• GOAL OF THE EXERCISE: Edit the rows below by replacing "sunset-time" with "sunset-clock" wherever it appears, and leave everything else unchanged.

(Element location listings)
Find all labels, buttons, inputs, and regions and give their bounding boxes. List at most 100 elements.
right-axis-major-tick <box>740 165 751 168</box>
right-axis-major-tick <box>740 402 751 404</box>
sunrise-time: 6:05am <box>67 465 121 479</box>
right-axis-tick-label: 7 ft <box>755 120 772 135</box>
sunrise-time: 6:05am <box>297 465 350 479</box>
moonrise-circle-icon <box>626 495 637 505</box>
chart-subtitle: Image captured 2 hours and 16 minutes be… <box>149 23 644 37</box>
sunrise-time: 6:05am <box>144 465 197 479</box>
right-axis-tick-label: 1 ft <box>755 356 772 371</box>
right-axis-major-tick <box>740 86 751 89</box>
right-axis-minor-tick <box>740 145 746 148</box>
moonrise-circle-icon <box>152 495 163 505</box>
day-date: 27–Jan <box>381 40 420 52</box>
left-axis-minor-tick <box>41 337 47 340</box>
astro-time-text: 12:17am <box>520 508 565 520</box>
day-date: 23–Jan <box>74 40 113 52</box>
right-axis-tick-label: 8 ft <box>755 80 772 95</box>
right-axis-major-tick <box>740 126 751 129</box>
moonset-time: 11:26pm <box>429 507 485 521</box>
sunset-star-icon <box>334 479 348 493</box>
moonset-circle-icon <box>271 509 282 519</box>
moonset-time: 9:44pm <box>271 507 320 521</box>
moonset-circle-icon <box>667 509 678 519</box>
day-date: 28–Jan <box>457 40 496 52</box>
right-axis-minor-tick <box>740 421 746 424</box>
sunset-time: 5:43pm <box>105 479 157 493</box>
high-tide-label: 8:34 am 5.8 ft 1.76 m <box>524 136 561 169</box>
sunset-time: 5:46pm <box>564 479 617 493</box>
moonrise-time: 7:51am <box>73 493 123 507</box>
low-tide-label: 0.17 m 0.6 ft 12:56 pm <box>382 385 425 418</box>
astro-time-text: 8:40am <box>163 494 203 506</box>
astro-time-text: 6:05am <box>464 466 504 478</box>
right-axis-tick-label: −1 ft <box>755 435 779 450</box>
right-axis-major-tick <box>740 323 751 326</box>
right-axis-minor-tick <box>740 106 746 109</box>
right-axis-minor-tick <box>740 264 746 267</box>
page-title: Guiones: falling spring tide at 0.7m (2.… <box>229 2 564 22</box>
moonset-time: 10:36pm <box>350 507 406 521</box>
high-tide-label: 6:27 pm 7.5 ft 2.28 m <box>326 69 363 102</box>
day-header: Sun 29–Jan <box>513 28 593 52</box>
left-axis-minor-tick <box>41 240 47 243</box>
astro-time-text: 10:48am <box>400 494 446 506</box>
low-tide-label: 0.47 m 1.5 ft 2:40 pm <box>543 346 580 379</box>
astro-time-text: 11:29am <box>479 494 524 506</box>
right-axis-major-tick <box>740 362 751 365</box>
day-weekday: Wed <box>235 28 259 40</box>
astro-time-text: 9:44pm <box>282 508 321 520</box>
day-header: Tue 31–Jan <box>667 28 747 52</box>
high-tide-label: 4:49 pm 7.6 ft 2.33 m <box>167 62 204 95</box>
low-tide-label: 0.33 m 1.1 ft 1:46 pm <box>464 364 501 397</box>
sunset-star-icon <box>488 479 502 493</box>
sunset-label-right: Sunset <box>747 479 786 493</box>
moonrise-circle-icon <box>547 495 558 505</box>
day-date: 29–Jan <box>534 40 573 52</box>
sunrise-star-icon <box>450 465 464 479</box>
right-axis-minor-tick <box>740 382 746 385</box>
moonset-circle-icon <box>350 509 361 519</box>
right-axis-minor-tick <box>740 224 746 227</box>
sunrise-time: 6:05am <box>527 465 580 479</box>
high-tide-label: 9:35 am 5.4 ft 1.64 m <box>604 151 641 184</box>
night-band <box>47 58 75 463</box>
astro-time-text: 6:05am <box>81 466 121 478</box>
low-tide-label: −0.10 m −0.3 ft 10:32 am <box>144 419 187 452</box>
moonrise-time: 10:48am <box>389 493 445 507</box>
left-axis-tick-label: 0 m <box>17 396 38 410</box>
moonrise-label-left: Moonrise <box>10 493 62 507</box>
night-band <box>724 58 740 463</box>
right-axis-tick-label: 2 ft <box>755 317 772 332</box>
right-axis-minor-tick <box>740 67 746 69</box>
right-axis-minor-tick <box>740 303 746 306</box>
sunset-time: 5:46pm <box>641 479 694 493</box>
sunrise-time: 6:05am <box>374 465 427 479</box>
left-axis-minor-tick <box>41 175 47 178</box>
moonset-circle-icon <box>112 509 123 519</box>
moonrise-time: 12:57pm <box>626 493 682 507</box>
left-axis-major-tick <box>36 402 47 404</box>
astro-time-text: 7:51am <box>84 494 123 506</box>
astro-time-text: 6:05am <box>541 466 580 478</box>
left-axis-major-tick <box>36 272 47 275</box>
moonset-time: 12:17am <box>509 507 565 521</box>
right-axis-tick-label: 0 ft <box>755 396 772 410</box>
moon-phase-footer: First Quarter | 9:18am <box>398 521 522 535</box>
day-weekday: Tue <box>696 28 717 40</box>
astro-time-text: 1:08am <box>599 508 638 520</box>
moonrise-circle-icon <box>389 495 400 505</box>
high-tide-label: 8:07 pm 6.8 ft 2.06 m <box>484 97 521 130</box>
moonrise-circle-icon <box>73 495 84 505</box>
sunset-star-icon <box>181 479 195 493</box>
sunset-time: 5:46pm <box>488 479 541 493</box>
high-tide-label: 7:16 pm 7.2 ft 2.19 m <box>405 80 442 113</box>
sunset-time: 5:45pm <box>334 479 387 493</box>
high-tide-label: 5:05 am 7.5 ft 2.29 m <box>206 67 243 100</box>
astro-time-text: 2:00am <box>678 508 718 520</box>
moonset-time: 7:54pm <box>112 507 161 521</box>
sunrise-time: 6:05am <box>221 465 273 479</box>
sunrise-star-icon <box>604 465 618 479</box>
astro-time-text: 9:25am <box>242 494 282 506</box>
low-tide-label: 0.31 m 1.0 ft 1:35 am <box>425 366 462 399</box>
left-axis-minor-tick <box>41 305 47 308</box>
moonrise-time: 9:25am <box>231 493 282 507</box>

• WRITTEN RESPONSE:
Find all labels, buttons, inputs, and regions and give their bounding boxes. List at most 100 elements.
right-axis-major-tick <box>740 165 751 168</box>
right-axis-major-tick <box>740 402 751 404</box>
sunrise-time: 6:05am <box>67 465 121 479</box>
right-axis-tick-label: 7 ft <box>755 120 772 135</box>
sunrise-time: 6:05am <box>297 465 350 479</box>
moonrise-circle-icon <box>626 495 637 505</box>
chart-subtitle: Image captured 2 hours and 16 minutes be… <box>149 23 644 37</box>
sunrise-time: 6:05am <box>144 465 197 479</box>
right-axis-tick-label: 1 ft <box>755 356 772 371</box>
right-axis-major-tick <box>740 86 751 89</box>
right-axis-minor-tick <box>740 145 746 148</box>
moonrise-circle-icon <box>152 495 163 505</box>
day-date: 27–Jan <box>381 40 420 52</box>
left-axis-minor-tick <box>41 337 47 340</box>
astro-time-text: 12:17am <box>520 508 565 520</box>
day-date: 23–Jan <box>74 40 113 52</box>
right-axis-tick-label: 8 ft <box>755 80 772 95</box>
right-axis-major-tick <box>740 126 751 129</box>
moonset-time: 11:26pm <box>429 507 485 521</box>
sunset-star-icon <box>334 479 348 493</box>
moonset-circle-icon <box>271 509 282 519</box>
moonset-time: 9:44pm <box>271 507 320 521</box>
moonset-circle-icon <box>667 509 678 519</box>
day-date: 28–Jan <box>457 40 496 52</box>
right-axis-minor-tick <box>740 421 746 424</box>
sunset-clock: 5:43pm <box>105 479 157 493</box>
high-tide-label: 8:34 am 5.8 ft 1.76 m <box>524 136 561 169</box>
sunset-clock: 5:46pm <box>564 479 617 493</box>
moonrise-time: 7:51am <box>73 493 123 507</box>
low-tide-label: 0.17 m 0.6 ft 12:56 pm <box>382 385 425 418</box>
astro-time-text: 8:40am <box>163 494 203 506</box>
astro-time-text: 6:05am <box>464 466 504 478</box>
right-axis-tick-label: −1 ft <box>755 435 779 450</box>
right-axis-major-tick <box>740 323 751 326</box>
right-axis-minor-tick <box>740 106 746 109</box>
right-axis-minor-tick <box>740 264 746 267</box>
page-title: Guiones: falling spring tide at 0.7m (2.… <box>229 2 564 22</box>
moonset-time: 10:36pm <box>350 507 406 521</box>
high-tide-label: 6:27 pm 7.5 ft 2.28 m <box>326 69 363 102</box>
day-header: Sun 29–Jan <box>513 28 593 52</box>
left-axis-minor-tick <box>41 240 47 243</box>
astro-time-text: 10:48am <box>400 494 446 506</box>
low-tide-label: 0.47 m 1.5 ft 2:40 pm <box>543 346 580 379</box>
astro-time-text: 11:29am <box>479 494 524 506</box>
right-axis-major-tick <box>740 362 751 365</box>
day-weekday: Wed <box>235 28 259 40</box>
astro-time-text: 9:44pm <box>282 508 321 520</box>
day-header: Tue 31–Jan <box>667 28 747 52</box>
high-tide-label: 4:49 pm 7.6 ft 2.33 m <box>167 62 204 95</box>
low-tide-label: 0.33 m 1.1 ft 1:46 pm <box>464 364 501 397</box>
sunset-star-icon <box>488 479 502 493</box>
sunset-label-right: Sunset <box>747 479 786 493</box>
moonrise-circle-icon <box>547 495 558 505</box>
day-date: 29–Jan <box>534 40 573 52</box>
sunrise-star-icon <box>450 465 464 479</box>
right-axis-minor-tick <box>740 382 746 385</box>
moonset-circle-icon <box>350 509 361 519</box>
right-axis-minor-tick <box>740 224 746 227</box>
sunrise-time: 6:05am <box>527 465 580 479</box>
high-tide-label: 9:35 am 5.4 ft 1.64 m <box>604 151 641 184</box>
night-band <box>47 58 75 463</box>
astro-time-text: 6:05am <box>81 466 121 478</box>
low-tide-label: −0.10 m −0.3 ft 10:32 am <box>144 419 187 452</box>
moonrise-time: 10:48am <box>389 493 445 507</box>
left-axis-tick-label: 0 m <box>17 396 38 410</box>
moonrise-label-left: Moonrise <box>10 493 62 507</box>
night-band <box>724 58 740 463</box>
right-axis-tick-label: 2 ft <box>755 317 772 332</box>
right-axis-minor-tick <box>740 67 746 69</box>
right-axis-minor-tick <box>740 303 746 306</box>
sunset-clock: 5:46pm <box>641 479 694 493</box>
sunrise-time: 6:05am <box>374 465 427 479</box>
left-axis-minor-tick <box>41 175 47 178</box>
moonset-circle-icon <box>112 509 123 519</box>
moonrise-time: 12:57pm <box>626 493 682 507</box>
left-axis-major-tick <box>36 402 47 404</box>
astro-time-text: 7:51am <box>84 494 123 506</box>
astro-time-text: 6:05am <box>541 466 580 478</box>
left-axis-major-tick <box>36 272 47 275</box>
moonset-time: 12:17am <box>509 507 565 521</box>
right-axis-tick-label: 0 ft <box>755 396 772 410</box>
moon-phase-footer: First Quarter | 9:18am <box>398 521 522 535</box>
day-weekday: Tue <box>696 28 717 40</box>
astro-time-text: 1:08am <box>599 508 638 520</box>
moonrise-circle-icon <box>389 495 400 505</box>
high-tide-label: 8:07 pm 6.8 ft 2.06 m <box>484 97 521 130</box>
moonrise-circle-icon <box>73 495 84 505</box>
sunset-star-icon <box>181 479 195 493</box>
sunset-clock: 5:46pm <box>488 479 541 493</box>
high-tide-label: 7:16 pm 7.2 ft 2.19 m <box>405 80 442 113</box>
sunset-clock: 5:45pm <box>334 479 387 493</box>
high-tide-label: 5:05 am 7.5 ft 2.29 m <box>206 67 243 100</box>
astro-time-text: 2:00am <box>678 508 718 520</box>
moonset-time: 7:54pm <box>112 507 161 521</box>
sunrise-time: 6:05am <box>221 465 273 479</box>
sunrise-star-icon <box>604 465 618 479</box>
astro-time-text: 9:25am <box>242 494 282 506</box>
low-tide-label: 0.31 m 1.0 ft 1:35 am <box>425 366 462 399</box>
left-axis-minor-tick <box>41 305 47 308</box>
moonrise-time: 9:25am <box>231 493 282 507</box>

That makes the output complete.